◆ **Excerpted passage**:
################

Wednesday Links
Remembering Robert Coles, literary tourism, replacing the pointe shoe, on plagiarism, and more.

Good morning! Let’s start things off on a lighter note . The Irish may be heavy drinkers, but they’ve apparently got nothing on the Scots, who recently drank Boston dry:
The “Tartan Army” took over Boston’s downtown area on Saturday following Scotland’s 1-0 win over Haiti, with Sam Adams revealing that its Boston Taproom ran out of its famous Boston Lager.
From Thursday to Sunday, Scotland fans effectively drank four times as much Boston Lager as the Taproom normally sells in a four-day holiday stretch, Sam Adams told NBC News, with the company forced to schedule an emergency delivery to keep up.
And the Sam Adams Boston Taproom wasn’t the only bar struggling to keep up with the demand of the thirsty soccer fans. Noelle Somers, chief operating officer at Hennessy’s Bar, said the sales from the weekend were three times as much as the city’s St. Patrick’s Day festivities.
“We’ve been here for over 30 years, and we’ve never seen anything like it,” she told the Boston Globe. “We tripled St. Patrick’s Day.”
The Scottish fans drank so much, in fact, they broke one bar’s refrigerator “because the bartenders were opening it constantly to serve more drinks.”
John J. Miller writes in praise of literary tourism:
On my travels, I often visit the places that serve as settings for the murder-mystery stories that I love to read.
Two weeks ago, for example, I walked into an alley beside the National Theatre of Iceland. It’s the site of a body dumping in “The Shadow District,” a 2013 novel by Arnaldur Indridason. The spot evoked a line from the book: “The building loomed darkly over Hverfisgata like the huge outcrop of columnar basalt it was designed to resemble.”
That’s a fitting description of a big structure on a major thoroughfare. I might not have noticed it—let alone appreciated it—but for “The Shadow District.” Mr. Indridason’s tale helped me turn the vicarious pleasure of reading into an indelible experience.

################

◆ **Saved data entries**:

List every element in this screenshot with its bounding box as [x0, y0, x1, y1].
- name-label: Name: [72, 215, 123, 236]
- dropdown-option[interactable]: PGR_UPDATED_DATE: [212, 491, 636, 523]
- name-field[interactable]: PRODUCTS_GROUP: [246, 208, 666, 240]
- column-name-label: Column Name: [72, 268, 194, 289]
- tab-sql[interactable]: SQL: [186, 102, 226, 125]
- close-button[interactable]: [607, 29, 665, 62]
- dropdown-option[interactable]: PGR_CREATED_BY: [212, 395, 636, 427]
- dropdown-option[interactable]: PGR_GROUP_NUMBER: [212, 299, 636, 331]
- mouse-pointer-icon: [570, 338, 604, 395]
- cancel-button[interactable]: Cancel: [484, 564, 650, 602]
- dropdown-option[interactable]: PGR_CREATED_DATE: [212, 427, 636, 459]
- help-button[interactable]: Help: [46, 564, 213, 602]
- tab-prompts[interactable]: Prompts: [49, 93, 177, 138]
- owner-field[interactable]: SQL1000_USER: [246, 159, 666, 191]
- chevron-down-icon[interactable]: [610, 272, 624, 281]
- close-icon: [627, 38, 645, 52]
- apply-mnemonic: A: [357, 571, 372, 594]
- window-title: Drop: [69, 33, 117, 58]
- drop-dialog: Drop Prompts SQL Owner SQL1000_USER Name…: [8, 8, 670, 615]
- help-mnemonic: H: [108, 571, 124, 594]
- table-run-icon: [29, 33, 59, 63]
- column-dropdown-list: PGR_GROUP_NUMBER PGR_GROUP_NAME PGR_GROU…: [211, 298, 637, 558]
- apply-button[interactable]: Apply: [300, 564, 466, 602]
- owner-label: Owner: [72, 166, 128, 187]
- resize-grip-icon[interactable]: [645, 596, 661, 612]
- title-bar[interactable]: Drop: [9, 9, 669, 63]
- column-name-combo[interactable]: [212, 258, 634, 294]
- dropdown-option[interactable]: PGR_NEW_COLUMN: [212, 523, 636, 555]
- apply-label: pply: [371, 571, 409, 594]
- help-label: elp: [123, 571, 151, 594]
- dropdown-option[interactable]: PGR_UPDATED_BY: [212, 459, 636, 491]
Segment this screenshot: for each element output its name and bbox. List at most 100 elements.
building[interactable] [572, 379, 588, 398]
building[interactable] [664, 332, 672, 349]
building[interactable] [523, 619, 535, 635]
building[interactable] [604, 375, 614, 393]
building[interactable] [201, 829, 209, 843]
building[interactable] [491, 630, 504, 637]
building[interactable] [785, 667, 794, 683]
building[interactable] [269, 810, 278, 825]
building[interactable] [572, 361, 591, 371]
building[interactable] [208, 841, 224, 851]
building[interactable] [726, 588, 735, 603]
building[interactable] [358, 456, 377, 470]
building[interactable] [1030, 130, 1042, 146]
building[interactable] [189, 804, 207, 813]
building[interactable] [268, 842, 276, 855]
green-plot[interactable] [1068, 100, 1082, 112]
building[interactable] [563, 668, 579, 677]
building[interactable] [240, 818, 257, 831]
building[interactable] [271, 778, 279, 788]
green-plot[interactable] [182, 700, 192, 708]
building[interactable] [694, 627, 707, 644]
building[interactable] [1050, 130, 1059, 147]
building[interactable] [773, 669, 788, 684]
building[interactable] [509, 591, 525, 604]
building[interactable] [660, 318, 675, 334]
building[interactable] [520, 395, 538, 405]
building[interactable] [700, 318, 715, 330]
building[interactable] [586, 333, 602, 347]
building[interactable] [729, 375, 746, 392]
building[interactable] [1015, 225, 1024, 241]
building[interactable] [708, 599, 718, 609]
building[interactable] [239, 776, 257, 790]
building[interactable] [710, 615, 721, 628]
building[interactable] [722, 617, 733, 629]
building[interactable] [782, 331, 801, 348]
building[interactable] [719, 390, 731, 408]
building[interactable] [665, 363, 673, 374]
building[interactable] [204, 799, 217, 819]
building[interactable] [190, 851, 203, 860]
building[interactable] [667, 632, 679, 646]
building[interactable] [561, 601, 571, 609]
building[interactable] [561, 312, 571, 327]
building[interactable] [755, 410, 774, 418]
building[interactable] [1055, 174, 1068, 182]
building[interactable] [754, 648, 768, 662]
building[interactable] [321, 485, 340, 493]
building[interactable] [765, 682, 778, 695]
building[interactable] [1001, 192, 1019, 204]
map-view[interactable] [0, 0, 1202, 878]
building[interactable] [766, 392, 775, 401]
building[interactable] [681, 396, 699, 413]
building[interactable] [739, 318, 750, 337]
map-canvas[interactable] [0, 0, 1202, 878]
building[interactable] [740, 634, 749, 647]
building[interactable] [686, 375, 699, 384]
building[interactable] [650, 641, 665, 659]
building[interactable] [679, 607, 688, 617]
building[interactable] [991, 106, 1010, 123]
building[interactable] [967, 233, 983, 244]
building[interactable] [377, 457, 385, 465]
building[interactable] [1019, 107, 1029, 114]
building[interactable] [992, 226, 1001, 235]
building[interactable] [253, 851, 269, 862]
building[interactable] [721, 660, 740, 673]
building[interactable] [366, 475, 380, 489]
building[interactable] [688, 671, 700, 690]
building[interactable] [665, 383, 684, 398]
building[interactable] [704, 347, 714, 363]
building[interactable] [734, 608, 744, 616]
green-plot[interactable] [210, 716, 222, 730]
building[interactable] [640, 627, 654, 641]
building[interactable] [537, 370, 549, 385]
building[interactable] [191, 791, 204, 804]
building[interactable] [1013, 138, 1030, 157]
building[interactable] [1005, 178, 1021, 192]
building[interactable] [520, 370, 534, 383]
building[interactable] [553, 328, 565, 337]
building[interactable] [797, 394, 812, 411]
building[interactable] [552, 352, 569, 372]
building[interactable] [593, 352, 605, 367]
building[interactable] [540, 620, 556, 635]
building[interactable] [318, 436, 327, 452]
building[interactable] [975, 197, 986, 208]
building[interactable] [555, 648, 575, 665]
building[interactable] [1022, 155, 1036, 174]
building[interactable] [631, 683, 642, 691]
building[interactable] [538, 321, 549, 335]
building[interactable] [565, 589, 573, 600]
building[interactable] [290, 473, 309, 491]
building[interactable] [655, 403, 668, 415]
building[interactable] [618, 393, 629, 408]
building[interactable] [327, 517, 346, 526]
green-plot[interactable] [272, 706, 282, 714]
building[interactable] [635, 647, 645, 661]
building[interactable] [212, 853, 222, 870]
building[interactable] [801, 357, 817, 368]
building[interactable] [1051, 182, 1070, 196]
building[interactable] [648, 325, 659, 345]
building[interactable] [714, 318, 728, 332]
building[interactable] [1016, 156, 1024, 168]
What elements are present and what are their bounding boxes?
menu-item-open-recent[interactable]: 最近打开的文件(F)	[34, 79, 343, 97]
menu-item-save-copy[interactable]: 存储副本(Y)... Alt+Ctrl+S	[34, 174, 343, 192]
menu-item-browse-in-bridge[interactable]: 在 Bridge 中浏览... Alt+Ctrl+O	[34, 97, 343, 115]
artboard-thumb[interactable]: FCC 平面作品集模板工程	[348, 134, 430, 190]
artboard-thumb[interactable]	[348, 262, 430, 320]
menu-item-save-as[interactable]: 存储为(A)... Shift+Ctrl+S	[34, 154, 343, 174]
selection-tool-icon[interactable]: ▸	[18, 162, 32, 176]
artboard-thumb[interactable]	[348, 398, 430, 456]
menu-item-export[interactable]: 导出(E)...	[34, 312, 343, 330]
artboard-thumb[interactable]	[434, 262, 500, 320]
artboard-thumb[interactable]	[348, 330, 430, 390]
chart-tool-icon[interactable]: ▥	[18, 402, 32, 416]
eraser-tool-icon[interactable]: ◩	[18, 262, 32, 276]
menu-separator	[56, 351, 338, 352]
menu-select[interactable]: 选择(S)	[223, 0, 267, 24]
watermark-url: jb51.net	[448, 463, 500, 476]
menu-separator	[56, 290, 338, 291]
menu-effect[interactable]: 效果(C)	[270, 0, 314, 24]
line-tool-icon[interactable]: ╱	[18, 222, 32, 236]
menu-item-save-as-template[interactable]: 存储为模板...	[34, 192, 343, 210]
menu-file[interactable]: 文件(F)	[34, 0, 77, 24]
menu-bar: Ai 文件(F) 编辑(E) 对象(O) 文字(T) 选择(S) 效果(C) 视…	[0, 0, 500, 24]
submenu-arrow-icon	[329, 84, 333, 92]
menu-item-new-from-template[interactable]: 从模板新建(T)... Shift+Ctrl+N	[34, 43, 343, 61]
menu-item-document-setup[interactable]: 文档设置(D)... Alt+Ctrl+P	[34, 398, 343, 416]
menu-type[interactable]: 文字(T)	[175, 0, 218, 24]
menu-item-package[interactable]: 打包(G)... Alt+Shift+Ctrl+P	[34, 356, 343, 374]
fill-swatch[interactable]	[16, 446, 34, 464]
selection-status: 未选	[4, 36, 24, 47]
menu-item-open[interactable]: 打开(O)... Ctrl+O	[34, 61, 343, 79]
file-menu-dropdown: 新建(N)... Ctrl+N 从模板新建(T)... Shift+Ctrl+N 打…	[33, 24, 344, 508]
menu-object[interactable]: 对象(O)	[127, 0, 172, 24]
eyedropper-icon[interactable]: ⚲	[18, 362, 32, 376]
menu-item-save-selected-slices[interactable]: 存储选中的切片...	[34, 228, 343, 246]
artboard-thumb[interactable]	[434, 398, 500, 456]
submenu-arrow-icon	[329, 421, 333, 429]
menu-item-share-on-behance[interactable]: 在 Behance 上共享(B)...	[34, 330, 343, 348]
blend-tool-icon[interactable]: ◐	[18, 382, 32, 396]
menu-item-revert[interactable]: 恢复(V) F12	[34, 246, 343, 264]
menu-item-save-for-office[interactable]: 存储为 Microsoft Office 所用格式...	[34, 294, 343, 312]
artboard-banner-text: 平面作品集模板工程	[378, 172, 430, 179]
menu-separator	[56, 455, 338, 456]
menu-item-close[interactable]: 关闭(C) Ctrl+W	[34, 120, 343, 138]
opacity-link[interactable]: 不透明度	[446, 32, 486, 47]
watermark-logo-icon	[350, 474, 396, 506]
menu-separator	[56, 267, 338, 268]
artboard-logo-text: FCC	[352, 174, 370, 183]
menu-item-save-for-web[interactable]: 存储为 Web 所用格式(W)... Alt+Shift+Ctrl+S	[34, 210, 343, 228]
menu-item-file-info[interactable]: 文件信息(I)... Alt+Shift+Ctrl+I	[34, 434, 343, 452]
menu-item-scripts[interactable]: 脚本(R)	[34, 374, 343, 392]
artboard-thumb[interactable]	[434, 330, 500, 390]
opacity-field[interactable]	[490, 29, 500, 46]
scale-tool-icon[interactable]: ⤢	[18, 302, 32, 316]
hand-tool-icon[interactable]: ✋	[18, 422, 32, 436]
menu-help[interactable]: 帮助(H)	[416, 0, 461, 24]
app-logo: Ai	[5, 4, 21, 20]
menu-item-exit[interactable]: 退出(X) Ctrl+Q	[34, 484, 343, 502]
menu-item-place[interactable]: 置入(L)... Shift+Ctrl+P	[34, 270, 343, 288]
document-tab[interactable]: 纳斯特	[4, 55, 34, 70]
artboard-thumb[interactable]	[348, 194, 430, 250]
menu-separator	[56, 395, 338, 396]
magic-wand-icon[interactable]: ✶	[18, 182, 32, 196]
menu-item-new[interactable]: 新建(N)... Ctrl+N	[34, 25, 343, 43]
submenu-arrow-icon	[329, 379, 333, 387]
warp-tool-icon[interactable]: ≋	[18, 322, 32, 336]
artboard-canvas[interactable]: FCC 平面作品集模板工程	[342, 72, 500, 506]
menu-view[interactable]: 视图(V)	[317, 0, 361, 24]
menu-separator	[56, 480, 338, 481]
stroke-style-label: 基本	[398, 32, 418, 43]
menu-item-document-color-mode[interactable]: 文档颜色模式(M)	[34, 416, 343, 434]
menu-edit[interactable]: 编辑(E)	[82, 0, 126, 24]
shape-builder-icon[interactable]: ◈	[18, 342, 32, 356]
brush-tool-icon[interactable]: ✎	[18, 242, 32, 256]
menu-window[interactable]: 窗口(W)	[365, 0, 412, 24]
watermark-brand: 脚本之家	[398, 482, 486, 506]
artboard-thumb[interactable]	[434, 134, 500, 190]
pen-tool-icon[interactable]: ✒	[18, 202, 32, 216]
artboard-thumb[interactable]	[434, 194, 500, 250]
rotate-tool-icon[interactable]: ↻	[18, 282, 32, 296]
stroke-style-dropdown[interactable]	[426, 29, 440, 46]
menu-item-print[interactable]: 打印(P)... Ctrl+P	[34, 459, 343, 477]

################

◆ **Study questions**:
1 > In the Wednesday links post, what did the Sam Adams Boston Taproom run out of?
2 > From the Wednesday links post, copy word for word the passage starting with "John J. Miller" and going on through "an indelible experience.".

◆ **Answers to the tasks**:
1 > Its famous Boston Lager.

2 >
John J. Miller writes in praise of literary tourism:
On my travels, I often visit the places that serve as settings for the murder-mystery stories that I love to read.
Two weeks ago, for example, I walked into an alley beside the National Theatre of Iceland. It’s the site of a body dumping in “The Shadow District,” a 2013 novel by Arnaldur Indridason. The spot evoked a line from the book: “The building loomed darkly over Hverfisgata like the huge outcrop of columnar basalt it was designed to resemble.”
That’s a fitting description of a big structure on a major thoroughfare. I might not have noticed it—let alone appreciated it—but for “The Shadow District.” Mr. Indridason’s tale helped me turn the vicarious pleasure of reading into an indelible experience.